■ TASK TO CARRY OUT
Take every line from the listing below that contains "marker".
○ ○ ○ ○ ○ ○ ○
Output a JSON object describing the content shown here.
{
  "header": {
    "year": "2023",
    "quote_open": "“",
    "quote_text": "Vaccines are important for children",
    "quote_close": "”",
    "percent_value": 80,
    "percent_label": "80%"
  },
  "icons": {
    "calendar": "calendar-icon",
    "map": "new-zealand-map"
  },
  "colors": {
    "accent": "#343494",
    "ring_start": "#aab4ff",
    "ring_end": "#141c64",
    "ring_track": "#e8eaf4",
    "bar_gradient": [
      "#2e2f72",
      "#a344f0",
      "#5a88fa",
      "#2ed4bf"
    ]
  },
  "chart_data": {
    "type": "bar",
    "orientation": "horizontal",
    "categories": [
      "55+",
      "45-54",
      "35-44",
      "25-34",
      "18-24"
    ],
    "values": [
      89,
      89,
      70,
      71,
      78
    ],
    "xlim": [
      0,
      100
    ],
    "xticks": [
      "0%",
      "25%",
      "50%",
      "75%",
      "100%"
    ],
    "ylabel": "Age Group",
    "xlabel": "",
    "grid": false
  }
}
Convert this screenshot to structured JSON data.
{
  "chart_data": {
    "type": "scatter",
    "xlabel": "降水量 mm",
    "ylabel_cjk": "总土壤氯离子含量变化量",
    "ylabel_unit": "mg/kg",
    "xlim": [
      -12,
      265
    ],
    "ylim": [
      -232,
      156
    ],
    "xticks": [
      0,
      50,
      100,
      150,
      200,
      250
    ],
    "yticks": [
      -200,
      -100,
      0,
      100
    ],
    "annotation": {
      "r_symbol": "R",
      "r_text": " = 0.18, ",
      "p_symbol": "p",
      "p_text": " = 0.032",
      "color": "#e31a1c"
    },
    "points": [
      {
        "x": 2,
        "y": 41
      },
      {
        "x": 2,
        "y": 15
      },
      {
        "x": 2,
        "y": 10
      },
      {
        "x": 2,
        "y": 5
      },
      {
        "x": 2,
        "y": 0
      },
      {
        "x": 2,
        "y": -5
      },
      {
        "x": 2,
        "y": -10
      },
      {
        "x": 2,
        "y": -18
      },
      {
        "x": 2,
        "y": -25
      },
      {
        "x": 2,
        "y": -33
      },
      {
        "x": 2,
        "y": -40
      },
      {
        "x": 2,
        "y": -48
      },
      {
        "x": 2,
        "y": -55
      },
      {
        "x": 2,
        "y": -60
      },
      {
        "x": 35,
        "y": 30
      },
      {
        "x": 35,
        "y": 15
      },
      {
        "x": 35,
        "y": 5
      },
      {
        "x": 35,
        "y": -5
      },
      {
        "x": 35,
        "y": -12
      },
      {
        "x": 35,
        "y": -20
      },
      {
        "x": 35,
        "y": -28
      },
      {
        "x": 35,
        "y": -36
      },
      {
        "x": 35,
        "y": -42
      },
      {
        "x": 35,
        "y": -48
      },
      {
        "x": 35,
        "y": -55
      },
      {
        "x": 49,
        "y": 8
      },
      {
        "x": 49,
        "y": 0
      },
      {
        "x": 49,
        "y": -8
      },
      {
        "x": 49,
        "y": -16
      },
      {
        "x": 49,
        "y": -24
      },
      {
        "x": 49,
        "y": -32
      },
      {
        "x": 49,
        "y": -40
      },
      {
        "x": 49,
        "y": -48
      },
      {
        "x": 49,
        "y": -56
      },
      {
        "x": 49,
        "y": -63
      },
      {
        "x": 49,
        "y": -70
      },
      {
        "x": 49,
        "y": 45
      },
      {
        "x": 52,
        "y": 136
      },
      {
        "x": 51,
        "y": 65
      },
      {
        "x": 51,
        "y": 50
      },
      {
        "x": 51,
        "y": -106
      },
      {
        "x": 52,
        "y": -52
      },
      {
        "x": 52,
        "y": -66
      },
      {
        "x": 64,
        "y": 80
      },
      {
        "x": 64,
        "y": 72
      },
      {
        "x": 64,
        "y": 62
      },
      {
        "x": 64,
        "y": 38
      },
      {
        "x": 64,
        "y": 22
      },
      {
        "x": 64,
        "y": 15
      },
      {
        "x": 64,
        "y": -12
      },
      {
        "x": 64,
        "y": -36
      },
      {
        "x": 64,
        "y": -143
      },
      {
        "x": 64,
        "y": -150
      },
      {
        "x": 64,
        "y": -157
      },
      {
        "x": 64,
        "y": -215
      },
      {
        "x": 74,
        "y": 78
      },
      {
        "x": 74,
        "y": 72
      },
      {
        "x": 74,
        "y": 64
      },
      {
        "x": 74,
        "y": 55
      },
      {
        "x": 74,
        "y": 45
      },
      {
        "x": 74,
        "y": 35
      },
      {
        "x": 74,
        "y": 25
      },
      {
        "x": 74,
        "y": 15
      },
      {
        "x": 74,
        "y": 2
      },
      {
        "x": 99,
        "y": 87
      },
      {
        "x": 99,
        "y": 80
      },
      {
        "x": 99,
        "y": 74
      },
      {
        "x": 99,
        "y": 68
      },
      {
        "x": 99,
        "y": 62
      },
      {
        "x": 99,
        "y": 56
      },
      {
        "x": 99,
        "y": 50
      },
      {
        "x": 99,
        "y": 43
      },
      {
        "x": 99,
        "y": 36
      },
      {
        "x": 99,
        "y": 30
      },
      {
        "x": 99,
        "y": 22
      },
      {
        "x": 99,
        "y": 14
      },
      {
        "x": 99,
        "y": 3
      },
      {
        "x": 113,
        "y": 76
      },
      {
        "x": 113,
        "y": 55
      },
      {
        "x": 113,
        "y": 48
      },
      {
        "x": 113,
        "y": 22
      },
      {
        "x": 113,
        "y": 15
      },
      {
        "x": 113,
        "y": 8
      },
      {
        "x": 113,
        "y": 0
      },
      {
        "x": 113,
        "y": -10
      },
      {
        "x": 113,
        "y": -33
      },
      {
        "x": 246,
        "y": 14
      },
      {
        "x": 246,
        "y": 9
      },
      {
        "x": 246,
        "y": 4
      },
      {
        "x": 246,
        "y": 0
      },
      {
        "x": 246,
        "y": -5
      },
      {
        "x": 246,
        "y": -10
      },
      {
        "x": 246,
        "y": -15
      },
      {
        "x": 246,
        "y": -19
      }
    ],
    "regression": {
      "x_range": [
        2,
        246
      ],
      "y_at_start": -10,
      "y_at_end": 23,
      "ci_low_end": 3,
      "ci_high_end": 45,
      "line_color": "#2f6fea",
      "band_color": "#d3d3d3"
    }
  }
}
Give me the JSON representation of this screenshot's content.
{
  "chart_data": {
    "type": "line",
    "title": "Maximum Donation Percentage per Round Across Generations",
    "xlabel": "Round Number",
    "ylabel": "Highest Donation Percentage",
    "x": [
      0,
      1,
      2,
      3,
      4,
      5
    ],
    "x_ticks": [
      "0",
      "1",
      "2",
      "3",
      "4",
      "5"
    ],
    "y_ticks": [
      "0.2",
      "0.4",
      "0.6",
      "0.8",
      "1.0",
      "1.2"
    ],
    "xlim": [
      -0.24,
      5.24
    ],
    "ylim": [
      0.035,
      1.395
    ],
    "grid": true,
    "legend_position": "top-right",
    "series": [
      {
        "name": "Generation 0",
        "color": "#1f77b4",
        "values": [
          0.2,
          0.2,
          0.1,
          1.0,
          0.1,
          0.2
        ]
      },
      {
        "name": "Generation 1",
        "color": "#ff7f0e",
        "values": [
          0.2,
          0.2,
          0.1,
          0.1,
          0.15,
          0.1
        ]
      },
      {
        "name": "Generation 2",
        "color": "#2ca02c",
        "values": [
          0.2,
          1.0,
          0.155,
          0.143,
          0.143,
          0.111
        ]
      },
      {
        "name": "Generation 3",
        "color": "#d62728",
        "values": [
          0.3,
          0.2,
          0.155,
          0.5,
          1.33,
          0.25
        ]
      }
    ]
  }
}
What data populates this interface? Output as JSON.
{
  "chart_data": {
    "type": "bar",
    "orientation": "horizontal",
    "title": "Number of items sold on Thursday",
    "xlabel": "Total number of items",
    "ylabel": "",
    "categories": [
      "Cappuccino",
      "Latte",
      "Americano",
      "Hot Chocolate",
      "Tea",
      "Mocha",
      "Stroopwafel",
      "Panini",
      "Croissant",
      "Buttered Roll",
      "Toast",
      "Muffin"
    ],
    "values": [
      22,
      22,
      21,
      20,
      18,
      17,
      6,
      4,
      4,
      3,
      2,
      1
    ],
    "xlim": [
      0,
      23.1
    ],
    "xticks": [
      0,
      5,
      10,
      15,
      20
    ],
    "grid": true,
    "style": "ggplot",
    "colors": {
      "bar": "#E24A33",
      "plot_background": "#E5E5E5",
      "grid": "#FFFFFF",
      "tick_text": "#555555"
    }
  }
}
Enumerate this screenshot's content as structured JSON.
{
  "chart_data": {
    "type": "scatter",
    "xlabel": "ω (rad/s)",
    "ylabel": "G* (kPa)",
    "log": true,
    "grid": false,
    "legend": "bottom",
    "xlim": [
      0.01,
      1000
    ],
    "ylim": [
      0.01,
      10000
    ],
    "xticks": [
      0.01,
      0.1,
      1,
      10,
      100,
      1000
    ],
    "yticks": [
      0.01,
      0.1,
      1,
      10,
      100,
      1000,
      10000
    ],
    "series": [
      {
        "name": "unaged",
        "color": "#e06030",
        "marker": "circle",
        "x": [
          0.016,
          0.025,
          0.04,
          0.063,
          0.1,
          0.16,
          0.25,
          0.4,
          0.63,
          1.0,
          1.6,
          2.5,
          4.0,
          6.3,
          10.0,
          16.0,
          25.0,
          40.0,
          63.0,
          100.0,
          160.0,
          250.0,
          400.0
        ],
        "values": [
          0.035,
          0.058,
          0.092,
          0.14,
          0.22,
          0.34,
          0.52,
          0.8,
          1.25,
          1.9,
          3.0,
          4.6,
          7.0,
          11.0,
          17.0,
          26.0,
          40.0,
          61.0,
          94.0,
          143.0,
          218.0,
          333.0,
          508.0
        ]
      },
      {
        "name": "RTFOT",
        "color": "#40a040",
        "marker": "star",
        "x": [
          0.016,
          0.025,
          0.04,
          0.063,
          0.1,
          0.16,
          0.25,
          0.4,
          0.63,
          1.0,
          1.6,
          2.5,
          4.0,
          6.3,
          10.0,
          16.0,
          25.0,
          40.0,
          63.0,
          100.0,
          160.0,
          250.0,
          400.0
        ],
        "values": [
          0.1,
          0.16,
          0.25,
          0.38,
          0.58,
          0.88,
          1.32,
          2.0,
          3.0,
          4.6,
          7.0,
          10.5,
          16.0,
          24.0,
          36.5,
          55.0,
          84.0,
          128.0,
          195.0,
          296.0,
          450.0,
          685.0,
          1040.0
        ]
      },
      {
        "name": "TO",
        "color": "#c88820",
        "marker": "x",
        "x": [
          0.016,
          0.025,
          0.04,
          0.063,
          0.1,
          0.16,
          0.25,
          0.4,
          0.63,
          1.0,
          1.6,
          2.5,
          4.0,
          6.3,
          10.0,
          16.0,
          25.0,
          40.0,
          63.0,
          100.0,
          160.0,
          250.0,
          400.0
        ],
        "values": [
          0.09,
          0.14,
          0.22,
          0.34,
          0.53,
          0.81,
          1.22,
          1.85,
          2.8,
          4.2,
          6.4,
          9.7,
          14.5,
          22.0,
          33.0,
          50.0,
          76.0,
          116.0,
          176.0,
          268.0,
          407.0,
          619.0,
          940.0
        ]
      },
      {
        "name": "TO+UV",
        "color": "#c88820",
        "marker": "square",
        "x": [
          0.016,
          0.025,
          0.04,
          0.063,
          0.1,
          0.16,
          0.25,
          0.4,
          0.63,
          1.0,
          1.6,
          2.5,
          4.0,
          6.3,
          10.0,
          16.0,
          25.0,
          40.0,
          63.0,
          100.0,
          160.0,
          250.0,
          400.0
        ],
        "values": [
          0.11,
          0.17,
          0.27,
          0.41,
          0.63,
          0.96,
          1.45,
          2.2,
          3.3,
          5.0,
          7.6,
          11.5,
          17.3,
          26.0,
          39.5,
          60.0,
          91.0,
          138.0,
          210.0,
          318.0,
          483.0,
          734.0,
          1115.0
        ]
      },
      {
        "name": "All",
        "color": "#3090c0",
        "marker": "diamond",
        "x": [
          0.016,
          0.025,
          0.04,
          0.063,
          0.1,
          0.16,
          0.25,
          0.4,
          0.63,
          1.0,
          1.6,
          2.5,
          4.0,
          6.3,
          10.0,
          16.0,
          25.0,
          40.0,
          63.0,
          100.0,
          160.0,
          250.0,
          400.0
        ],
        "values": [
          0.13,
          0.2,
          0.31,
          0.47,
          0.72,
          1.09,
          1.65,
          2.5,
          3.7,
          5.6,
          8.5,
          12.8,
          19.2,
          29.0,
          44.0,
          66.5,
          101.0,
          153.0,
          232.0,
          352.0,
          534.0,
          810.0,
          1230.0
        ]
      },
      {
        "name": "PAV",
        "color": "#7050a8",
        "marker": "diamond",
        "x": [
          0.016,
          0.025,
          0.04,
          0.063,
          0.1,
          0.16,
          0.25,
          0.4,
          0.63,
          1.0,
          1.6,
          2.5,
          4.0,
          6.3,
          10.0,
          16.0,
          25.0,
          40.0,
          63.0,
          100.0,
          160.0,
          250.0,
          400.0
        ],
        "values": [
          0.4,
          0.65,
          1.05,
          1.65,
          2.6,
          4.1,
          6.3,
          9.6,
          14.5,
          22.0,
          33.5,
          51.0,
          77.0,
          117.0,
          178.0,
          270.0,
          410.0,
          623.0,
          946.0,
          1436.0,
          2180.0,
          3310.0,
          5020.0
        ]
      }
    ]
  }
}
○ ○ ○ ○ ○ ○ ○
■ ANSWER TO THIS PROBLEM
        "marker": "circle",
        "marker": "star",
        "marker": "x",
        "marker": "square",
        "marker": "diamond",
        "marker": "diamond",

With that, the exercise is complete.